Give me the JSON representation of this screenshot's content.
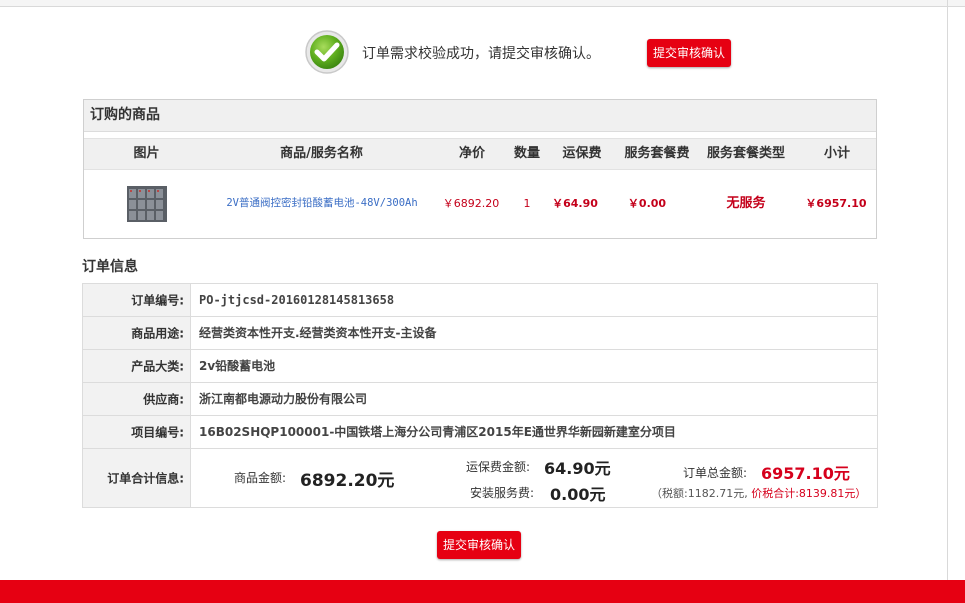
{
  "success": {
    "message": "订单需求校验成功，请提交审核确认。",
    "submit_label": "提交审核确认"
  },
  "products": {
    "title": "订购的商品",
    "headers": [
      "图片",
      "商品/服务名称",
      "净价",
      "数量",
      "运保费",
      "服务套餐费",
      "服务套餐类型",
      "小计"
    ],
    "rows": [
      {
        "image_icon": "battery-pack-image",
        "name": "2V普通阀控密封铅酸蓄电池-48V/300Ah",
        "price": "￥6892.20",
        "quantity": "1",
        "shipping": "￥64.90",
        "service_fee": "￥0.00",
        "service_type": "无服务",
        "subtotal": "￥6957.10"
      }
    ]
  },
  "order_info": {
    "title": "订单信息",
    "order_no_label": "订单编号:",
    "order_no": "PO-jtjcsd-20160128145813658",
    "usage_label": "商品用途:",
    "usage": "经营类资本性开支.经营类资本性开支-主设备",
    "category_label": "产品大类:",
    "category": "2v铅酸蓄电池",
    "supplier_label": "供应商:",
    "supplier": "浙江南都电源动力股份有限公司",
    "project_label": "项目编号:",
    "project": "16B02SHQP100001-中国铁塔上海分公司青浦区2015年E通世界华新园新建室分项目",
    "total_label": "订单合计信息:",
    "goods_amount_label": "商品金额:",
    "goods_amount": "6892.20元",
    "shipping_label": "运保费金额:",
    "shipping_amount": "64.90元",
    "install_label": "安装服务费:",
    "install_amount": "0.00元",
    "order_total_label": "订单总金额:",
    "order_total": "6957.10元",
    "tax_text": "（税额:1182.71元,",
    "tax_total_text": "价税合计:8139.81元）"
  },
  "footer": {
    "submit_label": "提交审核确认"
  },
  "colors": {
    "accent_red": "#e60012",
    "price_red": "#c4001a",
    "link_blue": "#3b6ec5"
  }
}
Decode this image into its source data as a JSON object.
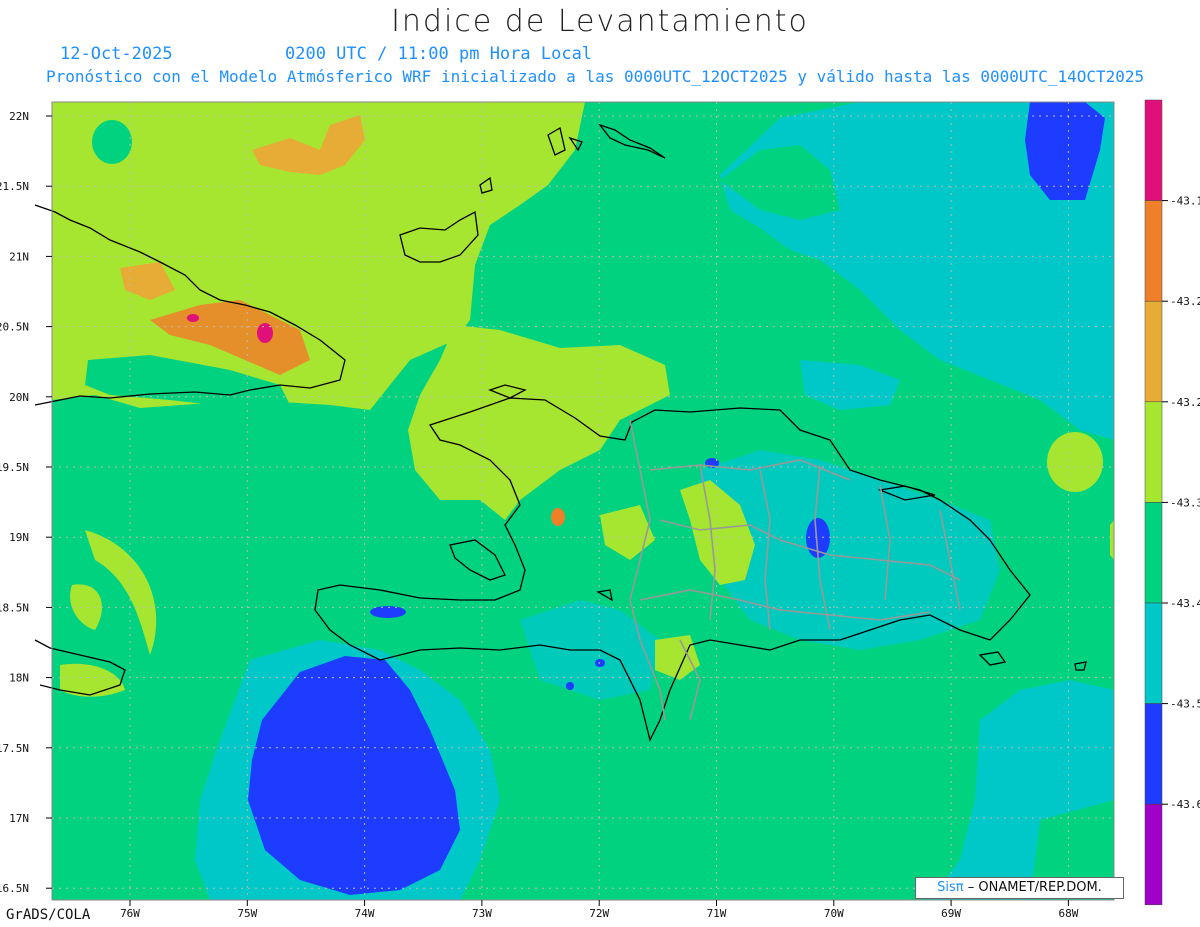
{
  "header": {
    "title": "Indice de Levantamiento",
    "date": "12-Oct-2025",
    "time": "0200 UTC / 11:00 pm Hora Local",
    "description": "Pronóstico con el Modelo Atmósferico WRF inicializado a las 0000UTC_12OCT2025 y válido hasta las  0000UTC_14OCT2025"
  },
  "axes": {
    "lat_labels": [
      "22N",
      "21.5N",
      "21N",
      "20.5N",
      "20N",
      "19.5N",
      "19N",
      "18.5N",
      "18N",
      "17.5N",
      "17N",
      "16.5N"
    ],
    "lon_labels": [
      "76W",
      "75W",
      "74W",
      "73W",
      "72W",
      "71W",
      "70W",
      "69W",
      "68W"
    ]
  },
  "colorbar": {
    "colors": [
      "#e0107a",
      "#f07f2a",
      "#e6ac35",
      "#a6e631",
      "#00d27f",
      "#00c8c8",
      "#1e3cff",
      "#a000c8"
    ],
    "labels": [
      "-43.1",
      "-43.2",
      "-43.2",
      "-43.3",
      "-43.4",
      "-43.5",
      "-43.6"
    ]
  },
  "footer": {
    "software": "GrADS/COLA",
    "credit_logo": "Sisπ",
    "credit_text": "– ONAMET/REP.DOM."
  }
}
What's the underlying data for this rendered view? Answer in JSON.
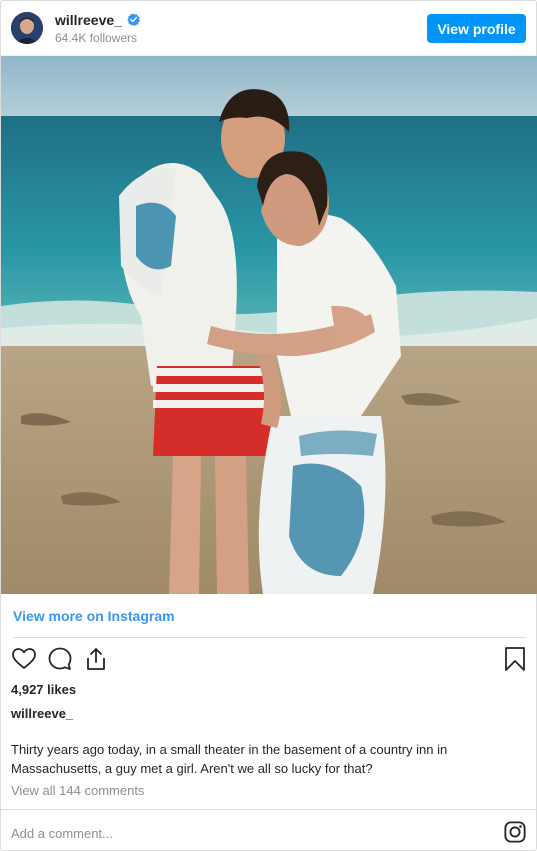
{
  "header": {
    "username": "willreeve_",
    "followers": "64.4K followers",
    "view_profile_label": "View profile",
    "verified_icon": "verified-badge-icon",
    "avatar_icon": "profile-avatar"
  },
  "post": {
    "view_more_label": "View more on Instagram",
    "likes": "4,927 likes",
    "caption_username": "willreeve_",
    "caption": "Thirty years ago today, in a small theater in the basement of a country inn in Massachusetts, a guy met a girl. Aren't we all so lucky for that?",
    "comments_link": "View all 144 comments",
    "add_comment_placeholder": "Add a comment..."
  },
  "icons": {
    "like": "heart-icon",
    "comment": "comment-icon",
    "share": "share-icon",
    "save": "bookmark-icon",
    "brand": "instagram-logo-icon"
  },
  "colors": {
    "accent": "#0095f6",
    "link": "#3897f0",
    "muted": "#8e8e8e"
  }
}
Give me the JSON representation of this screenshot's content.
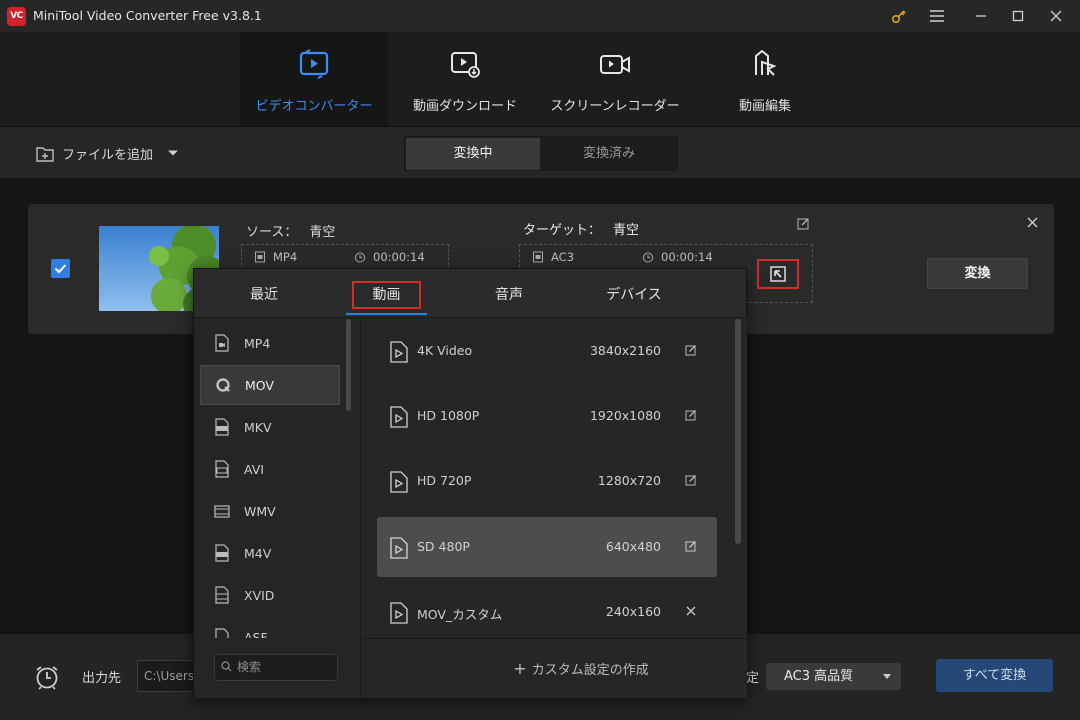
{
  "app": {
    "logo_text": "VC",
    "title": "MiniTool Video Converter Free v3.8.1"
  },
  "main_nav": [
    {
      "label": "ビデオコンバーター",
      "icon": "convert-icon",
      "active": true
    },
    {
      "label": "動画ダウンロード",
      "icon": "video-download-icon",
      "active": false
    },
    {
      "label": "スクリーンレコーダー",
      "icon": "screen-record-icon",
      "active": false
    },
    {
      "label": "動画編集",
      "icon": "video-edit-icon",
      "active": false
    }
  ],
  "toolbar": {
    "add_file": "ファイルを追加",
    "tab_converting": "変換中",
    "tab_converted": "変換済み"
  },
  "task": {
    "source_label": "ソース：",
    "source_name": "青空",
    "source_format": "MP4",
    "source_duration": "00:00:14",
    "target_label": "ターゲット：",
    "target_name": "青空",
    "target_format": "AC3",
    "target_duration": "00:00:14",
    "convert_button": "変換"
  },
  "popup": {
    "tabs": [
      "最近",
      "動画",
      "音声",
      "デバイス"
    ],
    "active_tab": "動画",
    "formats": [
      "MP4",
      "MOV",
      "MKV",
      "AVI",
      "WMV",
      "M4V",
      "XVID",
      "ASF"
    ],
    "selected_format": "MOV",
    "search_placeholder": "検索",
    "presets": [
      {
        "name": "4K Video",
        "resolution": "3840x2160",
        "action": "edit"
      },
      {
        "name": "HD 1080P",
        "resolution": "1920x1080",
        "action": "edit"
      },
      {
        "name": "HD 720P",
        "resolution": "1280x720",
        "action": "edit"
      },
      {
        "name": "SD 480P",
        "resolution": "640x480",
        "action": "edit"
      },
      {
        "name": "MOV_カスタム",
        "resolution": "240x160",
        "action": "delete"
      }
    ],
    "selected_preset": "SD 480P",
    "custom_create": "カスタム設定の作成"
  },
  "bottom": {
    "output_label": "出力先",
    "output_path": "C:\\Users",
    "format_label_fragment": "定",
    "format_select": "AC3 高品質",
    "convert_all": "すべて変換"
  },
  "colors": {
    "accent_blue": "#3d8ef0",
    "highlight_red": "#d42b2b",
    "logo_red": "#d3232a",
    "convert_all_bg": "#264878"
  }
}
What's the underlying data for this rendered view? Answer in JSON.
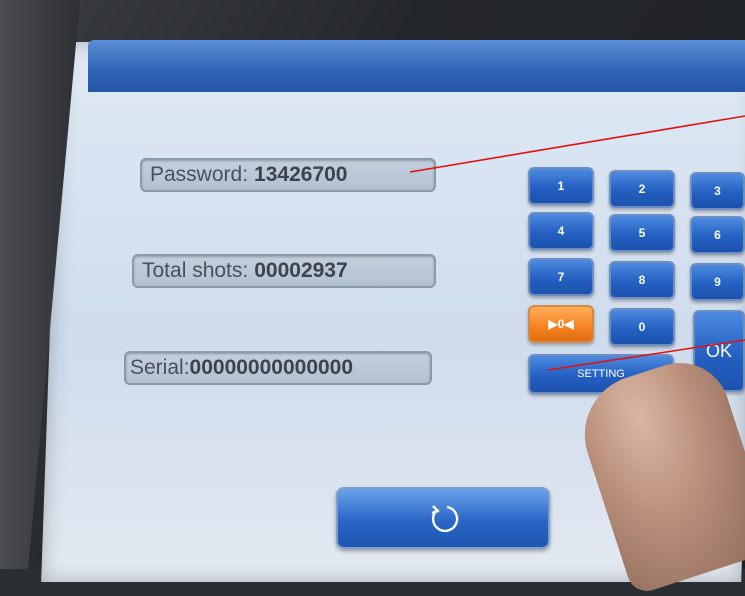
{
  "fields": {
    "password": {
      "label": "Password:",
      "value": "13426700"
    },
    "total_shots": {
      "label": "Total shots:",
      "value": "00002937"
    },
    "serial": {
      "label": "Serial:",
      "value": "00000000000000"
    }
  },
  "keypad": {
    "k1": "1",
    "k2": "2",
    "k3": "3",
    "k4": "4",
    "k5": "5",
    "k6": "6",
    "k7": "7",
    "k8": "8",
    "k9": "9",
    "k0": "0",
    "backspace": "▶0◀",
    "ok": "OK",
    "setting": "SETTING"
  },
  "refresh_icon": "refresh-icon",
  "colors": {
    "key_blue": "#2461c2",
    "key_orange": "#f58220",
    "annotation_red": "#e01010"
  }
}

> Objective:
Each line above that includes "image" should be shown.

> Answer for the task:
        "image_icon": "battery-pack-image",
Decode this image into its source data as a JSON object.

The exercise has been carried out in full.